Return each line from the data below that contains the word "facing".

>> begin

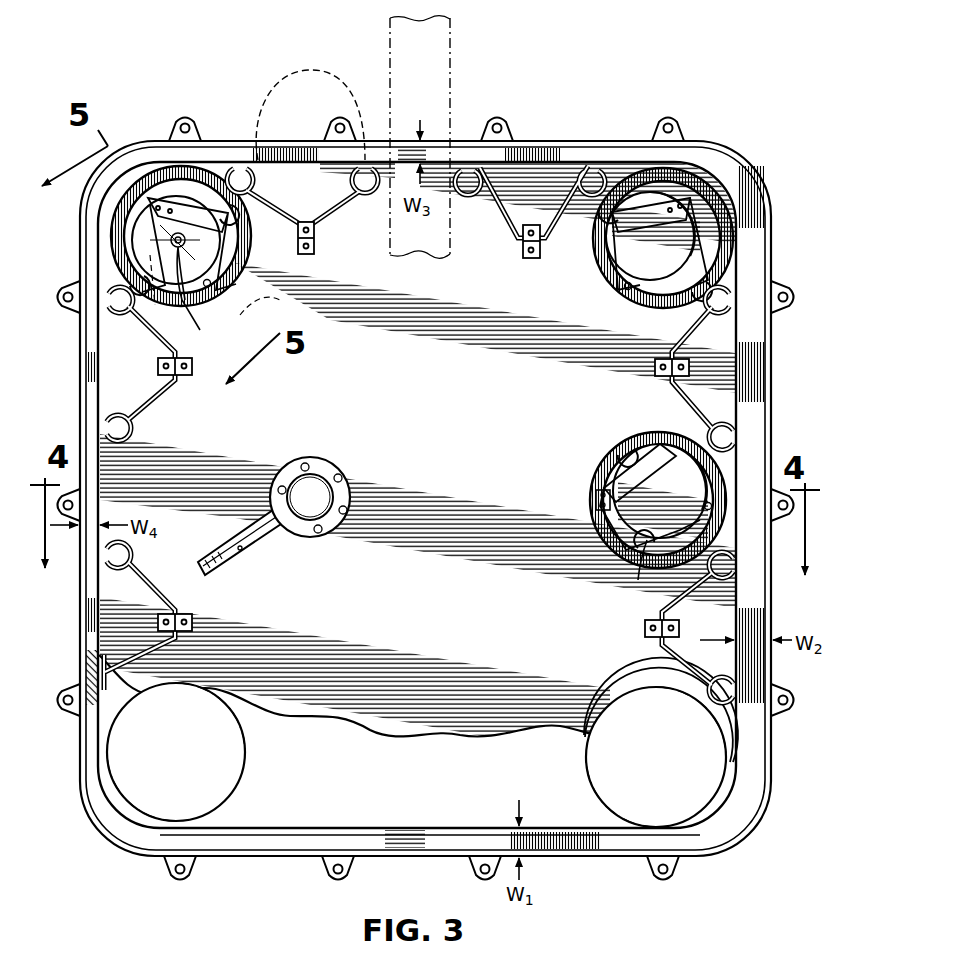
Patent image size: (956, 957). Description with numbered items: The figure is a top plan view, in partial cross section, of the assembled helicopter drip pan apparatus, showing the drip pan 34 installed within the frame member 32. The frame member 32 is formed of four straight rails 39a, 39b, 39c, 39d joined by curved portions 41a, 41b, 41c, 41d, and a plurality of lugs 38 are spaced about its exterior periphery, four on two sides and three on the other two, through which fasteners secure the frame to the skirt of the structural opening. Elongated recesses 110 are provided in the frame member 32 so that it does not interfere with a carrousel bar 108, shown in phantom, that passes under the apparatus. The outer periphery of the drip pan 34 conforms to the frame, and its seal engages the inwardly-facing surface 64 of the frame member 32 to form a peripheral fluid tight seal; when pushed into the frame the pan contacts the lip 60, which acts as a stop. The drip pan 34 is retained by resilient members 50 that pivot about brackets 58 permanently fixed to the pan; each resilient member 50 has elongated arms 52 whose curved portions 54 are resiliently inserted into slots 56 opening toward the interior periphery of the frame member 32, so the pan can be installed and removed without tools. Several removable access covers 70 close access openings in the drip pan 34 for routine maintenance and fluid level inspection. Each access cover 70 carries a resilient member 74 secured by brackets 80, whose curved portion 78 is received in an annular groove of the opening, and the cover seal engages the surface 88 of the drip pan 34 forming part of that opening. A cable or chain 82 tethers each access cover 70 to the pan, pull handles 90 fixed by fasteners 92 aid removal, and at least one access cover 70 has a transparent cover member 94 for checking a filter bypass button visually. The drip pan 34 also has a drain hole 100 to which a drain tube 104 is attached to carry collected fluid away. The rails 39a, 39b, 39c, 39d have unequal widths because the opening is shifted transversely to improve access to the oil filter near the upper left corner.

The frame member 32 is at (458, 826).
The drip pan 34 is at (327, 703).
The lugs 38 is at (688, 128).
The rail 39a is at (752, 385).
The rail 39b is at (560, 160).
The rail 39c is at (108, 487).
The rail 39d is at (263, 842).
The curved portion 41a is at (750, 170).
The curved portion 41b is at (120, 150).
The curved portion 41c is at (105, 840).
The curved portion 41d is at (750, 835).
The resilient members 50 is at (336, 222).
The elongated arms 52 is at (505, 238).
The curved portions 54 is at (348, 198).
The slots 56 is at (283, 79).
The brackets 58 is at (308, 256).
The lip 60 is at (200, 822).
The inwardly-facing surface 64 is at (272, 828).
The access covers 70 is at (195, 172).
The resilient member 74 is at (638, 185).
The curved portion 78 is at (266, 200).
The brackets 80 is at (592, 497).
The cable or chain 82 is at (255, 306).
The surface 88 is at (193, 305).
The pull handles 90 is at (215, 240).
The fasteners 92 is at (622, 292).
The transparent cover member 94 is at (155, 235).
The drain hole 100 is at (295, 527).
The drain tube 104 is at (250, 550).
The carrousel bar 108 is at (450, 35).
The elongated recesses 110 is at (425, 150).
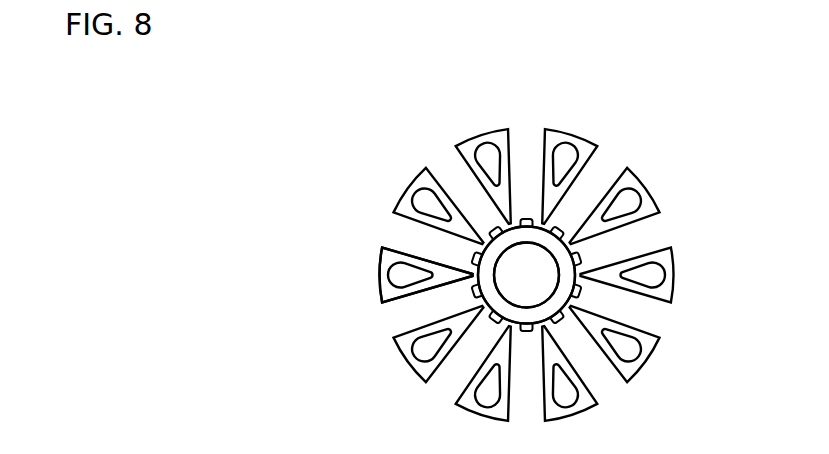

>> end

[SOLUTION BELOW]
Patent image size: (956, 957). Description with numbered items: The figure is a top plan view, in partial cross section, of the assembled helicopter drip pan apparatus, showing the drip pan 34 installed within the frame member 32. The frame member 32 is formed of four straight rails 39a, 39b, 39c, 39d joined by curved portions 41a, 41b, 41c, 41d, and a plurality of lugs 38 are spaced about its exterior periphery, four on two sides and three on the other two, through which fasteners secure the frame to the skirt of the structural opening. Elongated recesses 110 are provided in the frame member 32 so that it does not interfere with a carrousel bar 108, shown in phantom, that passes under the apparatus. The outer periphery of the drip pan 34 conforms to the frame, and its seal engages the inwardly-facing surface 64 of the frame member 32 to form a peripheral fluid tight seal; when pushed into the frame the pan contacts the lip 60, which acts as a stop. The drip pan 34 is retained by resilient members 50 that pivot about brackets 58 permanently fixed to the pan; each resilient member 50 has elongated arms 52 whose curved portions 54 are resiliently inserted into slots 56 opening toward the interior periphery of the frame member 32, so the pan can be installed and removed without tools. Several removable access covers 70 close access openings in the drip pan 34 for routine maintenance and fluid level inspection. Each access cover 70 carries a resilient member 74 secured by brackets 80, whose curved portion 78 is received in an annular groove of the opening, and the cover seal engages the surface 88 of the drip pan 34 forming part of that opening. A cable or chain 82 tethers each access cover 70 to the pan, pull handles 90 fixed by fasteners 92 aid removal, and at least one access cover 70 has a transparent cover member 94 for checking a filter bypass button visually. The drip pan 34 also has a drain hole 100 to which a drain tube 104 is attached to carry collected fluid away. The rails 39a, 39b, 39c, 39d have unequal widths because the opening is shifted transversely to improve access to the oil filter near the upper left corner.
The inwardly-facing surface 64 is at (272, 828).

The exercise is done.